• Page text
________
Wednesday, April 25, 2007

Somalia : Car Bombs Rack Capital, 300 Die In Seven Days Of Fighting

War Spreads Between Ethiopia, Eritrea And Somalia


Four months after US-backed Ethiopian troops, aided by American gunships and CIA-ground operations, drove the Council of Islamic Courts from power in Mogadishu, the capital and surrounding villages are sinking into an abyss of horrific violence. Some 300 Somalis have died in fighting and car bomb attacks in the past seven days, with more than 700 wounded. Thousands of civilians are now fleeing the capital every day, leaving the streets to insurgents and Somali government troops, and small clusters of Ethiopian soldiers.

But the battle for control of Mogadishu, and greater Somali, is now threatening to consume Ethiopia and neighbouring Eritrea, after an estimated 200 fighters stormed a Chinese-owned oil refinery in Ethiopia, near the Eritrea border, and killed more than 70 workers, including at least eight Chinese nationals.

China is making big moves in African nations as it tries to secure energy supplies, primarily oil, to fuel its growth in the coming decades. The oil refinery attacked was one that the Chinese government was most proud of, and which it had widely promoted, as a key example of how they were working with African nations for the benefit of Africans and China.

US intelligence and military sources are telling the American media the huge attack was staged by Somali Islamists, possibly tied to Al Qaeda, but the Ethiopian government is now blaming Eritrea, who firmly denies involvement.
________
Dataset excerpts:
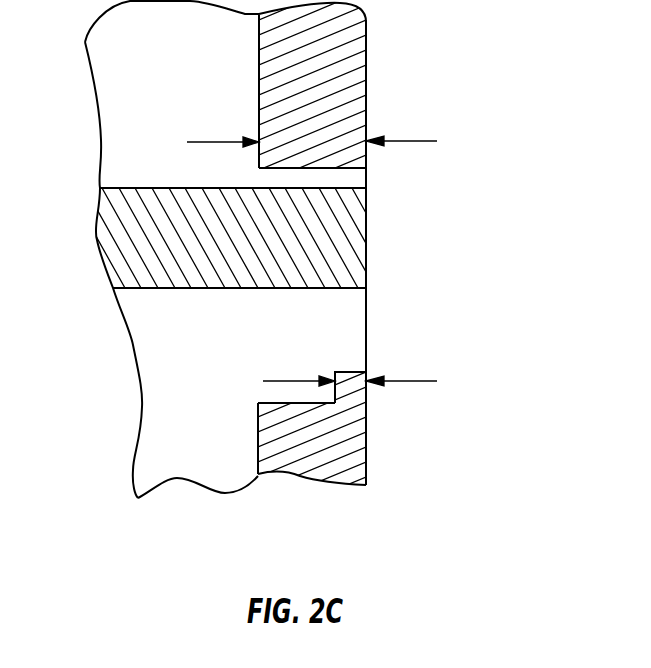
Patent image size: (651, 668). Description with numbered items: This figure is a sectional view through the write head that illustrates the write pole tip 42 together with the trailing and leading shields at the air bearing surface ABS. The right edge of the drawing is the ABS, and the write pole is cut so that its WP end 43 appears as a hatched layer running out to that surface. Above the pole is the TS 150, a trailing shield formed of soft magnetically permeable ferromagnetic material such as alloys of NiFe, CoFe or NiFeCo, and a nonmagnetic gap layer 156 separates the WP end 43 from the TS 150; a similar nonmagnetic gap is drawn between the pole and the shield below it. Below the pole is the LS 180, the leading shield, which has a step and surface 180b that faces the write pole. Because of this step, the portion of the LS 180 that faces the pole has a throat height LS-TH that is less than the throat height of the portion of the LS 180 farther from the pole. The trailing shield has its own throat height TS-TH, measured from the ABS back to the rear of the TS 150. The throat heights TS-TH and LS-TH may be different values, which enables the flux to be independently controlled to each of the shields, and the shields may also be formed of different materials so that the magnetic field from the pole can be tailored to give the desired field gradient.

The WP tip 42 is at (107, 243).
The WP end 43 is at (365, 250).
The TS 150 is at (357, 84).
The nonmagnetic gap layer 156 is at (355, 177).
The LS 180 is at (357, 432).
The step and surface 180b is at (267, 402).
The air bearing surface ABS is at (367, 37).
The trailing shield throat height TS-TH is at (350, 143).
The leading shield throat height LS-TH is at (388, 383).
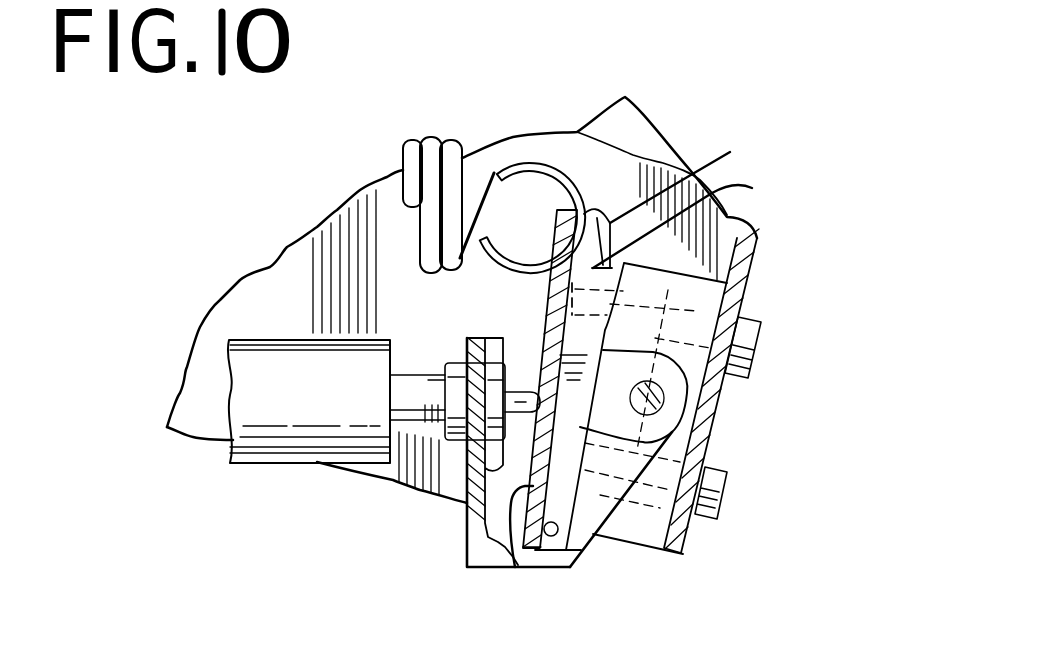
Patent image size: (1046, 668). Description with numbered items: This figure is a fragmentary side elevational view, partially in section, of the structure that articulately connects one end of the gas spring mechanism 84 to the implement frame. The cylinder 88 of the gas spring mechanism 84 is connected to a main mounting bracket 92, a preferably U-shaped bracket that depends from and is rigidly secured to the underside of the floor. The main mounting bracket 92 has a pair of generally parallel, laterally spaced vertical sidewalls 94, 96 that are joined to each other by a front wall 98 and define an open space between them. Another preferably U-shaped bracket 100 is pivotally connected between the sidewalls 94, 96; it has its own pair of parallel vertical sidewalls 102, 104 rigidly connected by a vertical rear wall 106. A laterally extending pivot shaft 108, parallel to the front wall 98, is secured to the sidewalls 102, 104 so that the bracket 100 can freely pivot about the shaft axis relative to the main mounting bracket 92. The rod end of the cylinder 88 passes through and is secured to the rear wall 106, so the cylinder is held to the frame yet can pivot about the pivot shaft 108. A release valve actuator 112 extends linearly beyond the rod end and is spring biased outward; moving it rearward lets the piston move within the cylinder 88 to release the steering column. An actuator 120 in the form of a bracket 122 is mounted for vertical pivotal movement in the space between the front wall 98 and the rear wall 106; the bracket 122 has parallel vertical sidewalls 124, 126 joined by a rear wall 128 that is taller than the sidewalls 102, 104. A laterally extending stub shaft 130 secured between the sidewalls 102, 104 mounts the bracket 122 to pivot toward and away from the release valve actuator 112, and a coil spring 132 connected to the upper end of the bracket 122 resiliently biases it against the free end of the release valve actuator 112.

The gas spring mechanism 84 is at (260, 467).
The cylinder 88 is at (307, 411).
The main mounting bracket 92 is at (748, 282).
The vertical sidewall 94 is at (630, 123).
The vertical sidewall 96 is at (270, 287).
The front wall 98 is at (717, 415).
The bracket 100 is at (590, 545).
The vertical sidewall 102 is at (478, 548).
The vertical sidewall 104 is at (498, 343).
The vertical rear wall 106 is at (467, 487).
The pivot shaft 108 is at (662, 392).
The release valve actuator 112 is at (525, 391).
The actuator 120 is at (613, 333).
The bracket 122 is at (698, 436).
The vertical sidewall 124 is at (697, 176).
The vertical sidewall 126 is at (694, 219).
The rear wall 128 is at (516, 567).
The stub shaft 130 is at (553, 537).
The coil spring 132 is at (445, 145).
________
• Given problem A
Repeat the Somalia article word for word between "Four months after" and "eight Chinese nationals.", inclusive.
• Given problem B
Which countries does the Somalia article name?
• Given problem C
Carry the Somalia article further, picking up after its final sentence.
These items have no connection to the Somalia article.

• Final result A
Four months after US-backed Ethiopian troops, aided by American gunships and CIA-ground operations, drove the Council of Islamic Courts from power in Mogadishu, the capital and surrounding villages are sinking into an abyss of horrific violence. Some 300 Somalis have died in fighting and car bomb attacks in the past seven days, with more than 700 wounded. Thousands of civilians are now fleeing the capital every day, leaving the streets to insurgents and Somali government troops, and small clusters of Ethiopian soldiers.

But the battle for control of Mogadishu, and greater Somali, is now threatening to consume Ethiopia and neighbouring Eritrea, after an estimated 200 fighters stormed a Chinese-owned oil refinery in Ethiopia, near the Eritrea border, and killed more than 70 workers, including at least eight Chinese nationals.

• Final result B
Somalia, Ethiopia, Eritrea, China, US

• Final result C
The attack occurred in the disputed eastern Ethiopian territory of Ogaden. Ethnic Somalis have been running a low-level insurgency in the region for decades, claiming the territory as part of Somalia.

The 'Ogaden National Liberation Front' has claimed responsibility for the attacks, and said that any development in the region that directly benefits Ethiopians will "not be tolerated."

Ethiopia links the group to the Eritrean government, who it claims has waged a series of terrorist attacks against Ethiopia. With a land mass almost as large as Britain, the Ogaden territory is valuable border lands. Ethnic Somalis have long demanded the creation of an independent state for the four million inhabitants.

Eritrea and Ethiopia battled through a long border war that ceased in 2000. Both governments accuse each other of backing rivals in the Somali fighting.

The Financial Times reports :

Abderaman Mahdi, a spokesman for the rebels, said the deaths followed a battle between their fighters and Ethiopian soldiers protecting the exploration site. Any civilians killed – including the Chinese – were in the crossfire, he said. He added that the ONLF had taken five Chinese workers alive, and would be in touch with the International Red Cross to return them.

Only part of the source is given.